▸ **DO THIS**:
Leave out the pictures and transcribe the rest of the records exactly.

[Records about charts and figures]
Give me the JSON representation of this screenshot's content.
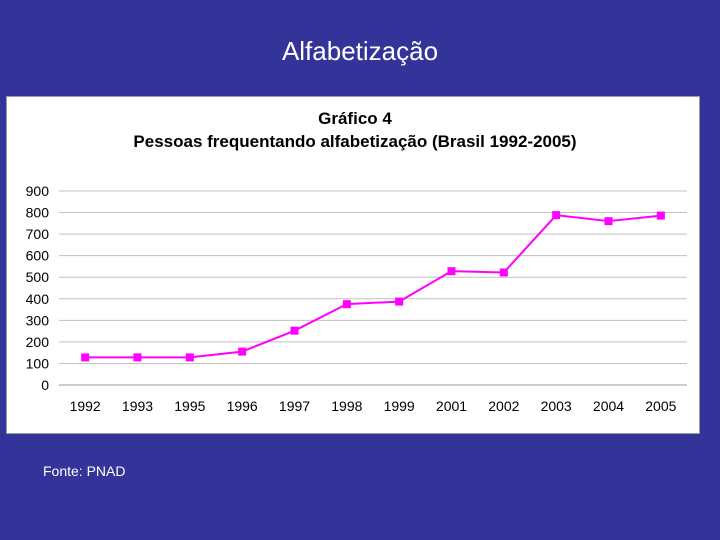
{
  "slide": {
    "title": "Alfabetização",
    "source": "Fonte: PNAD"
  },
  "colors": {
    "background": "#333399",
    "series": "#ff00ff",
    "grid": "#c0c0c0"
  },
  "chart_data": {
    "type": "line",
    "title": "Gráfico 4",
    "subtitle": "Pessoas frequentando alfabetização (Brasil 1992-2005)",
    "xlabel": "",
    "ylabel": "",
    "categories": [
      "1992",
      "1993",
      "1995",
      "1996",
      "1997",
      "1998",
      "1999",
      "2001",
      "2002",
      "2003",
      "2004",
      "2005"
    ],
    "series": [
      {
        "values": [
          128,
          128,
          128,
          155,
          252,
          375,
          387,
          528,
          522,
          788,
          760,
          786
        ],
        "color": "#ff00ff",
        "marker": "square"
      }
    ],
    "ylim": [
      0,
      900
    ],
    "yticks": [
      0,
      100,
      200,
      300,
      400,
      500,
      600,
      700,
      800,
      900
    ],
    "grid": true,
    "legend": "none"
  }
}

▸ **ANSWER TO THIS TASK**:
Give me the JSON representation of this screenshot's content.
{
  "slide": {
    "title": "Alfabetização",
    "source": "Fonte: PNAD"
  },
  "colors": {
    "background": "#333399",
    "series": "#ff00ff",
    "grid": "#c0c0c0"
  },
  "chart_data": {
    "type": "line",
    "title": "Gráfico 4",
    "subtitle": "Pessoas frequentando alfabetização (Brasil 1992-2005)",
    "xlabel": "",
    "ylabel": "",
    "categories": [
      "1992",
      "1993",
      "1995",
      "1996",
      "1997",
      "1998",
      "1999",
      "2001",
      "2002",
      "2003",
      "2004",
      "2005"
    ],
    "series": [
      {
        "values": [
          128,
          128,
          128,
          155,
          252,
          375,
          387,
          528,
          522,
          788,
          760,
          786
        ],
        "color": "#ff00ff",
        "marker": "square"
      }
    ],
    "ylim": [
      0,
      900
    ],
    "yticks": [
      0,
      100,
      200,
      300,
      400,
      500,
      600,
      700,
      800,
      900
    ],
    "grid": true,
    "legend": "none"
  }
}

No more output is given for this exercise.